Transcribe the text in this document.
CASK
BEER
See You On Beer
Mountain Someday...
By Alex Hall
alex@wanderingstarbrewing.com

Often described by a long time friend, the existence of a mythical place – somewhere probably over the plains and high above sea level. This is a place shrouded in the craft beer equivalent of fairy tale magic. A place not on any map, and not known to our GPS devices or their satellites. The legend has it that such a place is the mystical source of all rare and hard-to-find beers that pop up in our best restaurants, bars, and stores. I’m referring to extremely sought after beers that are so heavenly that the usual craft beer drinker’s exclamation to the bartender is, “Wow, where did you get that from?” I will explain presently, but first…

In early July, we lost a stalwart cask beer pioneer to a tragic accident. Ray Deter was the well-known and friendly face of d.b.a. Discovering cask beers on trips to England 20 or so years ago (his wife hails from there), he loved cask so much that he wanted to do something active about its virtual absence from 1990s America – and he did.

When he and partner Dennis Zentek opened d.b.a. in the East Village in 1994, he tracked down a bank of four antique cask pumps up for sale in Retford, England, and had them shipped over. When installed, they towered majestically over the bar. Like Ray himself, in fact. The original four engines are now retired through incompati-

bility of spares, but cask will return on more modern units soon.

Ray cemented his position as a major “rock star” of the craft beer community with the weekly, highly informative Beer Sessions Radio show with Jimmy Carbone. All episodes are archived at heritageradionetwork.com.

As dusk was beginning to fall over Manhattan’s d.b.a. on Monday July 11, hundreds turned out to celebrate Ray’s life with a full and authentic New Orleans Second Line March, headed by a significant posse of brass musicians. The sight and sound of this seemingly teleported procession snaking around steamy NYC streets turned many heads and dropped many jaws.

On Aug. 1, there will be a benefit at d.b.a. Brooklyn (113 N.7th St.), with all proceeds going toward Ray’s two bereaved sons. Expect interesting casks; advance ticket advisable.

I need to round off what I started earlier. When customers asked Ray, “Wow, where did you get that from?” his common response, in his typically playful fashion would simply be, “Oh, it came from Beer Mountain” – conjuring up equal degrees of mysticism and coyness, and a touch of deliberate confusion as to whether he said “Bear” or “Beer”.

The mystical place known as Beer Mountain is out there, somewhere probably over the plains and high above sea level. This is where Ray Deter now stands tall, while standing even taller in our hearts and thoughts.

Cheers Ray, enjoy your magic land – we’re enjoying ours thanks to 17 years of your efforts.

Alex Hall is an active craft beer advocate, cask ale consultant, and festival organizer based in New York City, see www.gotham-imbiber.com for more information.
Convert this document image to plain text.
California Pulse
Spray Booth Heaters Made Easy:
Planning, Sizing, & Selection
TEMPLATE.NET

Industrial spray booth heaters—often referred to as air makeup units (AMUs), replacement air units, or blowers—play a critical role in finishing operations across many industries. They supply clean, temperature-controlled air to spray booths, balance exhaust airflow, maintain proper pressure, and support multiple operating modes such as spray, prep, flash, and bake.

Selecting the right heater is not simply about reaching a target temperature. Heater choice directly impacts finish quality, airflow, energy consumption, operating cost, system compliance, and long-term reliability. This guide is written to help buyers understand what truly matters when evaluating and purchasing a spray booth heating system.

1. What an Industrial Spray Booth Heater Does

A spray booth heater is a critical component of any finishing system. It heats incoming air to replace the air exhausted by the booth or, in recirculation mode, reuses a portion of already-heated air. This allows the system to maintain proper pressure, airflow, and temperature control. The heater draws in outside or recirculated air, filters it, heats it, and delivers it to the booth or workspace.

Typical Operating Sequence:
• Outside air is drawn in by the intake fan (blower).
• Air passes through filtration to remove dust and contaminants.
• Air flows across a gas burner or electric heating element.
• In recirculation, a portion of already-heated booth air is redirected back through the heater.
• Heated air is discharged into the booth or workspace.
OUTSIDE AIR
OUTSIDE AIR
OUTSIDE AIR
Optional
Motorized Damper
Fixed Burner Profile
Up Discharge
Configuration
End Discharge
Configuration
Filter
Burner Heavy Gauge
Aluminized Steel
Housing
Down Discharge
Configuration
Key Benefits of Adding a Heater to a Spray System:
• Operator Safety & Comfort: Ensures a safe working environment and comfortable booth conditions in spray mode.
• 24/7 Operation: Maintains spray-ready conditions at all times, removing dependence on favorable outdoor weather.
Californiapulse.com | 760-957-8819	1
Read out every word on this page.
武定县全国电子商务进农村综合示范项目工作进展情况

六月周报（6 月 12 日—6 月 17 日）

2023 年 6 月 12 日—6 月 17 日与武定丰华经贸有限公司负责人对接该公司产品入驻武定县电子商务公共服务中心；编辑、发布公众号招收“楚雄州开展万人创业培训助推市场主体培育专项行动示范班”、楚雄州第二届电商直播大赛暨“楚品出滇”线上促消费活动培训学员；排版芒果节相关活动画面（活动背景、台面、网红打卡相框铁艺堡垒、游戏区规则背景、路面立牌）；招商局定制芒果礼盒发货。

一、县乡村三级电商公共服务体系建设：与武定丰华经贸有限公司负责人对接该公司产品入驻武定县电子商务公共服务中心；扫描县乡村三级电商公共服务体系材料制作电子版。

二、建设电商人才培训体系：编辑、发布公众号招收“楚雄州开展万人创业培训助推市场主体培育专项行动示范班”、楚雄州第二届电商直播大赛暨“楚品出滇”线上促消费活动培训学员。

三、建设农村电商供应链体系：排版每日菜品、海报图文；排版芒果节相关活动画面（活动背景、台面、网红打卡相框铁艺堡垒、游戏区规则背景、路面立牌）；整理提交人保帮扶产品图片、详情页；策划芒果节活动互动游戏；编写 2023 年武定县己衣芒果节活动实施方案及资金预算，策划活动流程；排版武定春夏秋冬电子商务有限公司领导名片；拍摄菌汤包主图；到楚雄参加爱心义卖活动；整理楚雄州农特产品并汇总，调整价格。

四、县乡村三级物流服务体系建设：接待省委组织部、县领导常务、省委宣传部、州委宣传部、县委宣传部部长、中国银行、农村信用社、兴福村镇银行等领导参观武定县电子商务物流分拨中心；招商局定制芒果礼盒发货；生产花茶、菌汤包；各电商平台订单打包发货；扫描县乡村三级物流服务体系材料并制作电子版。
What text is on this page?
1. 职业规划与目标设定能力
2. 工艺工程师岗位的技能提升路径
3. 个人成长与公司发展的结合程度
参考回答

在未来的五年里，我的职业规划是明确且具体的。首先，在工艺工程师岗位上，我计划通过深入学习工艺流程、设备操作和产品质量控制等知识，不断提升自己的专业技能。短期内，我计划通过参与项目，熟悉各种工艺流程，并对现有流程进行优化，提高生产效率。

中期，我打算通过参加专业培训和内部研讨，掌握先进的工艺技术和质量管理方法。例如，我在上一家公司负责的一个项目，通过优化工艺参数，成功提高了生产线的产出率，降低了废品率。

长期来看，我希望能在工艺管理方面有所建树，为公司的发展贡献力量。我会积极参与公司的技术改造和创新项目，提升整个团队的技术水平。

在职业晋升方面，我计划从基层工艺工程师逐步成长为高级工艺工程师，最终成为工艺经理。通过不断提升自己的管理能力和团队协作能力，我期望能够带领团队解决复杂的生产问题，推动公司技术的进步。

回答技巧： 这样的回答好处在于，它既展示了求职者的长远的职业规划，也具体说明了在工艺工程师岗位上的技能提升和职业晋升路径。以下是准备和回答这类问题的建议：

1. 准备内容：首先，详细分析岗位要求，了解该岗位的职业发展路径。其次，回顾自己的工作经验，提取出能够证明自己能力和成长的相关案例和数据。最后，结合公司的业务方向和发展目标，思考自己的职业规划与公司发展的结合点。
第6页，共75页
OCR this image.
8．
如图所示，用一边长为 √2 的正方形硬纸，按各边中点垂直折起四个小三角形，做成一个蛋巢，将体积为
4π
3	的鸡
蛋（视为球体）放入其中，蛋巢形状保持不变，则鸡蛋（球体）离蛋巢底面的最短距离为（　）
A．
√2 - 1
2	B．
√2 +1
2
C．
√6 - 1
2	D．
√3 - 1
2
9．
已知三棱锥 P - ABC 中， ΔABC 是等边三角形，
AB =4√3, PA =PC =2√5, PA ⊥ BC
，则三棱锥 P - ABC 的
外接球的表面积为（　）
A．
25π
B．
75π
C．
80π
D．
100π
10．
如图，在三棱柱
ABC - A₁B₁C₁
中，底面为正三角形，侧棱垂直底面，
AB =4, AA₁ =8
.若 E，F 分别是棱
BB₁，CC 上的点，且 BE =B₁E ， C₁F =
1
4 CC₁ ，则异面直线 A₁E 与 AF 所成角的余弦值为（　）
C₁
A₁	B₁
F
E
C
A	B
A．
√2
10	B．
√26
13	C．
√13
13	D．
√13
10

## PROBLEM STATEMENT
Every line in the data above that contains "楚雄州开展万人创业培训助推市场主体培育专项行动示范班" needs to be copied.

## COMPLETE RESPONSE
2023 年 6 月 12 日—6 月 17 日与武定丰华经贸有限公司负责人对接该公司产品入驻武定县电子商务公共服务中心；编辑、发布公众号招收“楚雄州开展万人创业培训助推市场主体培育专项行动示范班”、楚雄州第二届电商直播大赛暨“楚品出滇”线上促消费活动培训学员；排版芒果节相关活动画面（活动背景、台面、网红打卡相框铁艺堡垒、游戏区规则背景、路面立牌）；招商局定制芒果礼盒发货。
二、建设电商人才培训体系：编辑、发布公众号招收“楚雄州开展万人创业培训助推市场主体培育专项行动示范班”、楚雄州第二届电商直播大赛暨“楚品出滇”线上促消费活动培训学员。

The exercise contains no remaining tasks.